▶ WHAT IS BEING ASKED:
Say only how many lines contain the word "panel".

▶ Source data:
= = =
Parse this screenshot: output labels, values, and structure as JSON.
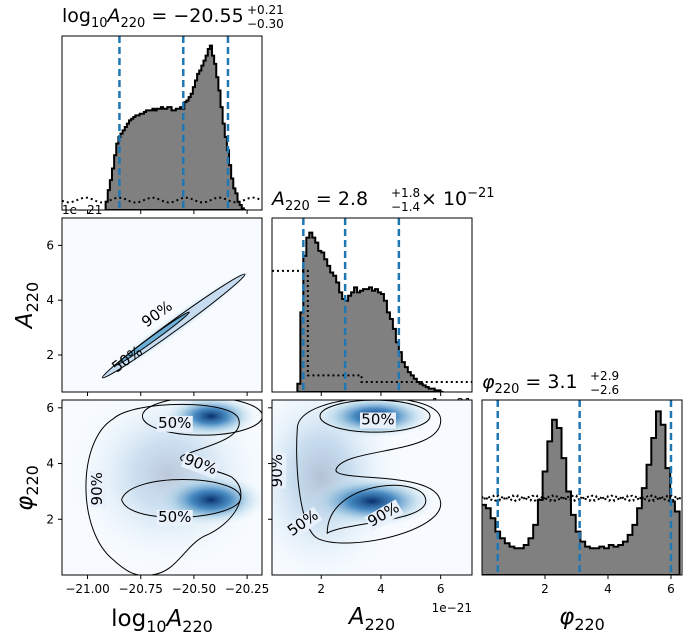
{
  "chart_data": [
    {
      "type": "histogram",
      "panel": "logA-marginal",
      "title_parts": {
        "name": "log",
        "sub1": "10",
        "var": "A",
        "sub2": "220",
        "eq": " = −20.55",
        "sup": "+0.21",
        "inf": "−0.30"
      },
      "xlim": [
        -21.12,
        -20.18
      ],
      "quantiles": [
        -20.85,
        -20.55,
        -20.34
      ],
      "prior_level": 0.06,
      "offset_text": "1e−21",
      "bins_x": [
        -20.91,
        -20.9,
        -20.89,
        -20.88,
        -20.87,
        -20.86,
        -20.85,
        -20.84,
        -20.83,
        -20.82,
        -20.81,
        -20.8,
        -20.79,
        -20.78,
        -20.77,
        -20.76,
        -20.75,
        -20.74,
        -20.73,
        -20.72,
        -20.71,
        -20.7,
        -20.69,
        -20.68,
        -20.67,
        -20.66,
        -20.65,
        -20.64,
        -20.63,
        -20.62,
        -20.61,
        -20.6,
        -20.59,
        -20.58,
        -20.57,
        -20.56,
        -20.55,
        -20.54,
        -20.53,
        -20.52,
        -20.51,
        -20.5,
        -20.49,
        -20.48,
        -20.47,
        -20.46,
        -20.45,
        -20.44,
        -20.43,
        -20.42,
        -20.41,
        -20.4,
        -20.39,
        -20.38,
        -20.37,
        -20.36,
        -20.35,
        -20.34,
        -20.33,
        -20.32,
        -20.31,
        -20.3,
        -20.29,
        -20.28,
        -20.27,
        -20.26
      ],
      "bins_y": [
        0.05,
        0.12,
        0.18,
        0.25,
        0.33,
        0.4,
        0.44,
        0.46,
        0.48,
        0.5,
        0.52,
        0.54,
        0.55,
        0.56,
        0.57,
        0.57,
        0.58,
        0.58,
        0.59,
        0.6,
        0.6,
        0.6,
        0.61,
        0.6,
        0.61,
        0.61,
        0.62,
        0.61,
        0.61,
        0.62,
        0.62,
        0.6,
        0.6,
        0.61,
        0.61,
        0.62,
        0.61,
        0.65,
        0.66,
        0.68,
        0.7,
        0.74,
        0.78,
        0.82,
        0.84,
        0.87,
        0.9,
        0.93,
        0.97,
        0.99,
        0.93,
        0.88,
        0.8,
        0.72,
        0.62,
        0.52,
        0.44,
        0.36,
        0.27,
        0.19,
        0.13,
        0.1,
        0.05,
        0.03,
        0.01,
        0.0
      ]
    },
    {
      "type": "histogram",
      "panel": "A-marginal",
      "title_parts": {
        "var": "A",
        "sub": "220",
        "eq": " = 2.8",
        "sup": "+1.8",
        "inf": "−1.4",
        "tail": " × 10",
        "exp": "−21"
      },
      "xlim": [
        0.35,
        7.05
      ],
      "quantiles": [
        1.4,
        2.8,
        4.6
      ],
      "prior_steps": [
        [
          0.35,
          0.73
        ],
        [
          1.55,
          0.73
        ],
        [
          1.55,
          0.1
        ],
        [
          3.35,
          0.1
        ],
        [
          3.35,
          0.06
        ],
        [
          7.05,
          0.06
        ]
      ],
      "offset_text": "1e−21",
      "bins_x": [
        1.25,
        1.35,
        1.45,
        1.55,
        1.65,
        1.75,
        1.85,
        1.95,
        2.05,
        2.15,
        2.25,
        2.35,
        2.45,
        2.55,
        2.65,
        2.75,
        2.85,
        2.95,
        3.05,
        3.15,
        3.25,
        3.35,
        3.45,
        3.55,
        3.65,
        3.75,
        3.85,
        3.95,
        4.05,
        4.15,
        4.25,
        4.35,
        4.45,
        4.55,
        4.65,
        4.75,
        4.85,
        4.95,
        5.05,
        5.15,
        5.25,
        5.35,
        5.45,
        5.55,
        5.65,
        5.75,
        5.85,
        5.95,
        6.05
      ],
      "bins_y": [
        0.05,
        0.48,
        0.82,
        0.93,
        0.96,
        0.93,
        0.9,
        0.85,
        0.84,
        0.8,
        0.76,
        0.72,
        0.7,
        0.66,
        0.6,
        0.56,
        0.55,
        0.58,
        0.6,
        0.63,
        0.6,
        0.61,
        0.62,
        0.62,
        0.63,
        0.61,
        0.62,
        0.6,
        0.59,
        0.55,
        0.48,
        0.44,
        0.38,
        0.3,
        0.24,
        0.18,
        0.15,
        0.12,
        0.1,
        0.08,
        0.06,
        0.05,
        0.04,
        0.03,
        0.02,
        0.02,
        0.01,
        0.01,
        0.0
      ]
    },
    {
      "type": "histogram",
      "panel": "phi-marginal",
      "title_parts": {
        "var": "φ",
        "sub": "220",
        "eq": " = 3.1",
        "sup": "+2.9",
        "inf": "−2.6"
      },
      "xlim": [
        0.0,
        6.35
      ],
      "quantiles": [
        0.5,
        3.1,
        6.0
      ],
      "prior_level": 0.46,
      "bins_x": [
        0.05,
        0.2,
        0.35,
        0.5,
        0.65,
        0.8,
        0.95,
        1.1,
        1.25,
        1.4,
        1.55,
        1.7,
        1.85,
        2.0,
        2.15,
        2.3,
        2.45,
        2.6,
        2.75,
        2.9,
        3.05,
        3.2,
        3.35,
        3.5,
        3.65,
        3.8,
        3.95,
        4.1,
        4.25,
        4.4,
        4.55,
        4.7,
        4.85,
        5.0,
        5.15,
        5.3,
        5.45,
        5.6,
        5.75,
        5.9,
        6.05,
        6.2
      ],
      "bins_y": [
        0.42,
        0.4,
        0.34,
        0.26,
        0.22,
        0.19,
        0.17,
        0.16,
        0.16,
        0.18,
        0.22,
        0.3,
        0.45,
        0.62,
        0.8,
        0.93,
        0.88,
        0.7,
        0.5,
        0.36,
        0.26,
        0.2,
        0.17,
        0.16,
        0.16,
        0.17,
        0.16,
        0.18,
        0.17,
        0.18,
        0.2,
        0.24,
        0.3,
        0.4,
        0.52,
        0.66,
        0.82,
        0.98,
        0.9,
        0.64,
        0.44,
        0.38
      ]
    },
    {
      "type": "contour",
      "panel": "logA-vs-A",
      "xlim": [
        -21.12,
        -20.18
      ],
      "ylim": [
        0.65,
        7.0
      ],
      "band": {
        "x_start": -20.93,
        "x_end": -20.26,
        "y_start": 1.17,
        "y_end": 4.95
      },
      "contour_labels": [
        {
          "text": "50%",
          "x": -20.8,
          "y": 1.7
        },
        {
          "text": "90%",
          "x": -20.66,
          "y": 3.35
        }
      ]
    },
    {
      "type": "contour",
      "panel": "logA-vs-phi",
      "xlim": [
        -21.12,
        -20.18
      ],
      "ylim": [
        0.0,
        6.28
      ],
      "modes": [
        {
          "x": -20.42,
          "y": 5.7
        },
        {
          "x": -20.42,
          "y": 2.7
        }
      ],
      "contour_labels": [
        {
          "text": "50%",
          "x": -20.59,
          "y": 5.28
        },
        {
          "text": "90%",
          "x": -20.47,
          "y": 3.8
        },
        {
          "text": "90%",
          "x": -20.95,
          "y": 2.95
        },
        {
          "text": "50%",
          "x": -20.59,
          "y": 1.9
        }
      ]
    },
    {
      "type": "contour",
      "panel": "A-vs-phi",
      "xlim": [
        0.35,
        7.05
      ],
      "ylim": [
        0.0,
        6.28
      ],
      "modes": [
        {
          "x": 3.75,
          "y": 5.7
        },
        {
          "x": 3.75,
          "y": 2.65
        }
      ],
      "contour_labels": [
        {
          "text": "50%",
          "x": 3.9,
          "y": 5.4
        },
        {
          "text": "90%",
          "x": 0.55,
          "y": 3.6
        },
        {
          "text": "50%",
          "x": 1.4,
          "y": 1.7
        },
        {
          "text": "90%",
          "x": 4.1,
          "y": 2.0
        }
      ]
    }
  ],
  "axes": {
    "logA": {
      "ticks": [
        -21.0,
        -20.75,
        -20.5,
        -20.25
      ],
      "tick_labels": [
        "−21.00",
        "−20.75",
        "−20.50",
        "−20.25"
      ],
      "label": {
        "name": "log",
        "sub1": "10",
        "var": "A",
        "sub2": "220"
      }
    },
    "A": {
      "ticks": [
        2,
        4,
        6
      ],
      "tick_labels": [
        "2",
        "4",
        "6"
      ],
      "offset_text": "1e−21",
      "label": {
        "var": "A",
        "sub": "220"
      }
    },
    "phi": {
      "ticks": [
        2,
        4,
        6
      ],
      "tick_labels": [
        "2",
        "4",
        "6"
      ],
      "label": {
        "var": "φ",
        "sub": "220"
      }
    }
  },
  "colors": {
    "quantile_line": "#1f77b4",
    "hist_fill": "#808080",
    "contour_cmap": "Blues"
  }
}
= = =
▶ PROBLEM SOLUTION:
6